**PASSAGE GIVEN**
******************************

It is therefore contended that the potential drawbacks of amicus submissions are greatly outweighed by the potential benefits that they can have on dispute settlement procedures (in particular investment arbitration). Such a positive view of amicus submissions has been endorsed by various commentators.33 This research therefore proceeds on the basis of a strong presumption of the benefit of amici curiae participation in investment arbitration. Amicus submissions provide a higher level of transparency in investment arbitration, which, in turn, enhances the rule of law.

3 Methodology

As set out above, the central aim of this study is to analyse the use and utility of amicus submissions in ICSID arbitration. In order to achieve this aim, a mixed methodological approach is employed, comprising both empirical and doctrinal elements.

An empirical analysis of the participation of NDPs in ICSID arbitration was undertaken in this study. Accordingly, an enquiry into the number of decisions by ICSID tribunals on applications by NDPs was carried out. This information was readily and publicly available on the ICSID website.34 The website demonstrated that up to 9 July 2018, there had been 58 decisions35 on applications by NDPs. These 58 decisions included applications in concluded as well as currently pending cases. This study is only concerned with the applications by NDPs in concluded cases. Given that the aim of the study is to examine NDP participation in ICSID arbitration, logically, the best way to achieve this aim would be to analyse the number of NDP applications in concluded cases, and to examine whether NDP applications that were accepted (and subsequently amicus briefs were submitted) ultimately affected the outcome of the case.

Therefore, a thorough analysis of the 58 decisions on NDP participation was undertaken, beginning with the Vivendi case.36 It was discovered that only 16 of the 58 decisions pertain to concluded cases. Accordingly, an in-depth examination of these 16 cases was carried out, in order to ascertain; firstly, whether the application by a NDP to submit a brief was accepted; and if it was accepted, secondly, whether a final award was rendered in the case. If a final award was rendered, whether the amicus brief had either a direct or indirect effect on the final award rendered by the tribunal was examined.

For the purposes of this research, direct effect is defined as being where the tribunal cited or made explicit reference to the amicus submission (over and above a reference simply in terms of procedural recap). Indirect effect is defined as being where the tribunal did not cite or make explicit reference to the amicus submission; however, an inspection of the amicus submission and the eventual award reveals that the amicus submission influenced the tribunal’s decision in some way.

One possible theory for the different effects of amicus submissions on the outcome of the cases is that it could be explained by differences in attitudes of individual arbitrators. In order to investigate this possibility, the arbitrators’ identities in the 16 concluded cases were examined. This enabled a detailed analysis to be carried out into potential crossovers and patterns in terms of individual arbitrators.

******************************

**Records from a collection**
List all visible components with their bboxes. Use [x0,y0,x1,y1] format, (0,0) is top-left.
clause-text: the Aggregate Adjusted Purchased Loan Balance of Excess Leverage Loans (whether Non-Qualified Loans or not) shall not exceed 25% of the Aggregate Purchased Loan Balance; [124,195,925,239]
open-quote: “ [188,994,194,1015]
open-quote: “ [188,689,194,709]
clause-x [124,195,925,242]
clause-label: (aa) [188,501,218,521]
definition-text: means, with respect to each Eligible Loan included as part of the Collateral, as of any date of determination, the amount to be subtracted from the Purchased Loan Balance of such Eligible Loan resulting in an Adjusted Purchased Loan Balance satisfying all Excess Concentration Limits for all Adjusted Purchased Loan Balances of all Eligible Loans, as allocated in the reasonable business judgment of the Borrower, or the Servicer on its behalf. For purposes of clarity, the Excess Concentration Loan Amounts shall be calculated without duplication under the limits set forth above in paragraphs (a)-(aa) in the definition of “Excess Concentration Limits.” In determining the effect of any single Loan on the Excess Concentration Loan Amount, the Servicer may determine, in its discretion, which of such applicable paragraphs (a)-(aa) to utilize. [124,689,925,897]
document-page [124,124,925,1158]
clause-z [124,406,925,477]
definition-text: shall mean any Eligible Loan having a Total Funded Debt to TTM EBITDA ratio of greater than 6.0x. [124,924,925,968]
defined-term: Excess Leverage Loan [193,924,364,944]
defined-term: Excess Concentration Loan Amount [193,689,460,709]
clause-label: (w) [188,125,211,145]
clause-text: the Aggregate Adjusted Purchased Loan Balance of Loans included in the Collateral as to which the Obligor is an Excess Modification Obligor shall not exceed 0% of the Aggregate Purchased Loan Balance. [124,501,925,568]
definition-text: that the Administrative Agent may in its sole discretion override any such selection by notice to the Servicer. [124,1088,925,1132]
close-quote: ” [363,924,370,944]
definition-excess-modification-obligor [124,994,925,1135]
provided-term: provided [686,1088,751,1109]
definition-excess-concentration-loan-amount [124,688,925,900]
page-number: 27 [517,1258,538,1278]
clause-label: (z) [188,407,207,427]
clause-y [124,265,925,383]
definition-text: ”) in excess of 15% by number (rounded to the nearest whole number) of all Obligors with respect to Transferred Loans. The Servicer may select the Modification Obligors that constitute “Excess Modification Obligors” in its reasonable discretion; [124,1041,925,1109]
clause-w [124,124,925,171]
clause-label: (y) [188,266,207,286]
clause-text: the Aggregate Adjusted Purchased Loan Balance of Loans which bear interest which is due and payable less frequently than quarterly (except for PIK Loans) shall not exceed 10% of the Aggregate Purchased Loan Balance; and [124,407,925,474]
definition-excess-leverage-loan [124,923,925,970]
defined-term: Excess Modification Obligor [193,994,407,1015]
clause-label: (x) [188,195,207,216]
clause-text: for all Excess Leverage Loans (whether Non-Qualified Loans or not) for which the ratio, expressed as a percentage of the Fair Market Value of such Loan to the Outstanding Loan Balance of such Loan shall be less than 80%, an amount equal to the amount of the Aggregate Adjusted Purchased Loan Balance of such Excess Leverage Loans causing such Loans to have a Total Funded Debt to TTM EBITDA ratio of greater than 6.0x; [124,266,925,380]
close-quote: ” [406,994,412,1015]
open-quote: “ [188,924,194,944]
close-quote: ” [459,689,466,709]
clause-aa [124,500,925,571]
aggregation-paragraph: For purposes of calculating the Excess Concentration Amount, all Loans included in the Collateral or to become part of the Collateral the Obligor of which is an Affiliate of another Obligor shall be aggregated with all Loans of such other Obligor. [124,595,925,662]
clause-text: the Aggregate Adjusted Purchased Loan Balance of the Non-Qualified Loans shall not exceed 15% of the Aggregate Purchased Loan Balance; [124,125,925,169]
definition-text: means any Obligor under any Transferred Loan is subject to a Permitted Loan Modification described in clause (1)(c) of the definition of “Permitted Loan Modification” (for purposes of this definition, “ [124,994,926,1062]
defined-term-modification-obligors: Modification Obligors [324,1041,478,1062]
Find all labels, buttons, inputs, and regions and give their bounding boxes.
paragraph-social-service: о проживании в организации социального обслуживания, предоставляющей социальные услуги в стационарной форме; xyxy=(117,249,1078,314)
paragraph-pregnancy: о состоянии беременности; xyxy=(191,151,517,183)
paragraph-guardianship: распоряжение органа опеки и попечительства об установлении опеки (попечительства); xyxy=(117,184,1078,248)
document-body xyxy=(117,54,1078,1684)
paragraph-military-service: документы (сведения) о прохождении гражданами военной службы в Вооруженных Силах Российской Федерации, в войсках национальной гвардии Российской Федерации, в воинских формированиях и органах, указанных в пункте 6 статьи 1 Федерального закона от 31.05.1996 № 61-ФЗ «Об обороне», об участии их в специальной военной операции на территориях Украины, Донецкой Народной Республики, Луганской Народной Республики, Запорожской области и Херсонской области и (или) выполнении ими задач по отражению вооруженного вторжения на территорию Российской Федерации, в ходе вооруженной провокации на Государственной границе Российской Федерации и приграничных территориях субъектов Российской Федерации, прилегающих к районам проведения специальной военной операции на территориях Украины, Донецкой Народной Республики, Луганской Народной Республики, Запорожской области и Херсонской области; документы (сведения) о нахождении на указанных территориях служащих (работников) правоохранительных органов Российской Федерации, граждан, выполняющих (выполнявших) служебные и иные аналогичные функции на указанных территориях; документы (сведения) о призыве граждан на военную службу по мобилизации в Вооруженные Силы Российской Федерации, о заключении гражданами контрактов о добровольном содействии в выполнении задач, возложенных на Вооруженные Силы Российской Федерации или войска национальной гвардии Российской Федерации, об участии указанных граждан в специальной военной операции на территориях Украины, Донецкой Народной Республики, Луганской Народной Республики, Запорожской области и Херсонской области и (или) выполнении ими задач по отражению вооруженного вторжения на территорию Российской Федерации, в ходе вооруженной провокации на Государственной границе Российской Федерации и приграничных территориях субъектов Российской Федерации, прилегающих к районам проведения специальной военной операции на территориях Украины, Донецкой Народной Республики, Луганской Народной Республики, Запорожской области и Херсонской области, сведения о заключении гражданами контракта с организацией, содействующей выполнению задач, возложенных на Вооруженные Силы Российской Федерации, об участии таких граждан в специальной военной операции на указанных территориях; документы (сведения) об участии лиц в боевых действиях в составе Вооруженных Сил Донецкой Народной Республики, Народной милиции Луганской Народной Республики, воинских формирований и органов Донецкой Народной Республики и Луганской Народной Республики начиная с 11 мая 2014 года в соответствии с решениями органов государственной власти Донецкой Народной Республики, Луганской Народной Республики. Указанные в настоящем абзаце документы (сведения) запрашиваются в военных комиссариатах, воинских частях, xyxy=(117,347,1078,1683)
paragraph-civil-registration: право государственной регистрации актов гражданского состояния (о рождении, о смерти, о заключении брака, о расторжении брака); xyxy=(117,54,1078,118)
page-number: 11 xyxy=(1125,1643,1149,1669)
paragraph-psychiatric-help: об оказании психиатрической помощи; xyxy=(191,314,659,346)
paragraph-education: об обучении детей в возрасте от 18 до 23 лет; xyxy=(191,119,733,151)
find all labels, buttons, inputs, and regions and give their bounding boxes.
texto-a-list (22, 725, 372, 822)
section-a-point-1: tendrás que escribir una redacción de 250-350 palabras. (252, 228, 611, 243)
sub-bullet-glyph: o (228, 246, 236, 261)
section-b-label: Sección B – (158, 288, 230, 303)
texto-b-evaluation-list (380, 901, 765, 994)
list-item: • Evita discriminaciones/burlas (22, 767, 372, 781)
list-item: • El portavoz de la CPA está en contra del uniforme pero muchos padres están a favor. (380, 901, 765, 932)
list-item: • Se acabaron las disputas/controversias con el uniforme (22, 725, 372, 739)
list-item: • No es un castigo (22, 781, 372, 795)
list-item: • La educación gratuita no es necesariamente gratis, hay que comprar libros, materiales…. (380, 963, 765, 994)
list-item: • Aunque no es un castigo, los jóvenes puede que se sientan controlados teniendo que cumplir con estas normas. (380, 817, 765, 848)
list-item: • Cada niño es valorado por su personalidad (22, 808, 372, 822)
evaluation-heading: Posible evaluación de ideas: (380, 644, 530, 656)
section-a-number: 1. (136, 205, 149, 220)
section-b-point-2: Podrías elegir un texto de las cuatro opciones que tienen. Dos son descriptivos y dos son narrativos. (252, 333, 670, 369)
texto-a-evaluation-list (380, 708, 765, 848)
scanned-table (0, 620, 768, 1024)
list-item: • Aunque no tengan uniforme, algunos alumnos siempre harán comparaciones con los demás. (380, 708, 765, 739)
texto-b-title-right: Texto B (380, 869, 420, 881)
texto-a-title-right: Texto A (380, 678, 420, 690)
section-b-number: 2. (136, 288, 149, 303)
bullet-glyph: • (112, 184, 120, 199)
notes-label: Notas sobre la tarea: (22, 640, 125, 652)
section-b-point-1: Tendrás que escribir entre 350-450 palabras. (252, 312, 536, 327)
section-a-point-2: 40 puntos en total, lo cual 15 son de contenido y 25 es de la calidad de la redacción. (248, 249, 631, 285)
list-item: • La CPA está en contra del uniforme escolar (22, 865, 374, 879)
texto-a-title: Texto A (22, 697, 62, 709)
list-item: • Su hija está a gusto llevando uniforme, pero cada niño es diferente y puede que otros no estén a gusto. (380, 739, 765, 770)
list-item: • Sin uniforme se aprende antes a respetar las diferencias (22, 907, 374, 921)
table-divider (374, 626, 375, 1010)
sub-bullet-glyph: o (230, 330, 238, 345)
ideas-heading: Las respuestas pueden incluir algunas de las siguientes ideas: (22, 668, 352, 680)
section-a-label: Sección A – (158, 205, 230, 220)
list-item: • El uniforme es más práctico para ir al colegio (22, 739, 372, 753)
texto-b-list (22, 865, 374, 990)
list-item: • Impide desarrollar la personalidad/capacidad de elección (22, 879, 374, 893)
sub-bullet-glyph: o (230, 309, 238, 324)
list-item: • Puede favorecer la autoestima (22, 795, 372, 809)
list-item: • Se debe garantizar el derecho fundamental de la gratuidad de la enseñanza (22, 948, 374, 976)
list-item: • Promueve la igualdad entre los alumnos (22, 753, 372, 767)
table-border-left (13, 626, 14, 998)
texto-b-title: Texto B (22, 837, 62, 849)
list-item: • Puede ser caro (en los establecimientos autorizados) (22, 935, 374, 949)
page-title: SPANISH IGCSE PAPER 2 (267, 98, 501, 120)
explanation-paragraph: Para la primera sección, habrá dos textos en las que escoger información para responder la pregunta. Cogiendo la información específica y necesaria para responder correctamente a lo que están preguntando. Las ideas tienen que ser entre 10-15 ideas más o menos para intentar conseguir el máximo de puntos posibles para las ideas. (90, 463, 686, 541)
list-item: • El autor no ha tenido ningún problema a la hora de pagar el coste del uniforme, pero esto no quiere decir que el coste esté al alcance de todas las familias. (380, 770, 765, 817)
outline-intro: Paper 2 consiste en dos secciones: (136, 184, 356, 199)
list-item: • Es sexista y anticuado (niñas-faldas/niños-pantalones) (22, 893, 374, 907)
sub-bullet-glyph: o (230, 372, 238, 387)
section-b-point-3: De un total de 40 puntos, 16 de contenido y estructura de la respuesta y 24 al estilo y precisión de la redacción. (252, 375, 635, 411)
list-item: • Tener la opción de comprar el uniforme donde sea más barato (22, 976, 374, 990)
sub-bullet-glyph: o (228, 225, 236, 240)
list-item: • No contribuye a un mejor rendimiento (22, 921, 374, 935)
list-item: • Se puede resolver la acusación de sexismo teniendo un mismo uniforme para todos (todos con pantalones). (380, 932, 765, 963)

******************************

**WHAT YOU NEED TO DO**
1. Transcribe the part of the passage on amicus submissions in ICSID arbitration between "Therefore, a thorough" and "tribunal was examined.", inclusive.
2. According to the passage on amicus submissions, how many of the 58 decisions on NDP applications pertain to concluded cases?
3. Resume the passage on amicus submissions in ICSID arbitration, continuing from its final sentence.

**EXPECTED RESULTS**
1.
Therefore, a thorough analysis of the 58 decisions on NDP participation was undertaken, beginning with the Vivendi case.36 It was discovered that only 16 of the 58 decisions pertain to concluded cases. Accordingly, an in-depth examination of these 16 cases was carried out, in order to ascertain; firstly, whether the application by a NDP to submit a brief was accepted; and if it was accepted, secondly, whether a final award was rendered in the case. If a final award was rendered, whether the amicus brief had either a direct or indirect effect on the final award rendered by the tribunal was examined.

2. 16 of the 58 decisions pertain to concluded cases.

3.
It should be noted that a decision was made not to examine any further proceedings i.e. Article 52 ICSID annulment decisions; namely because annulment would be based purely on procedural matters as per Article 52 of the ICSID Convention (and not on the merits of the case). Therefore, an analysis of annulment proceedings would be pointless, as such proceedings would not deal with the merits; rather, they would deal with purely procedural issues.

The scope of the study has been limited to ICSID investment treaty arbitration only. This decision is based on the fact that statistically, the majority of investment disputes are settled under the auspices of the ICSID Convention. Indeed, ICSID has administered over 70% of all known investment disputes, making it the most important venue for investment dispute resolution.37 In addition to being the most significant venue for investment arbitration, limitation to ICSID arbitration was decided upon for reasons of practicality, including time constraints and the manageability of the study.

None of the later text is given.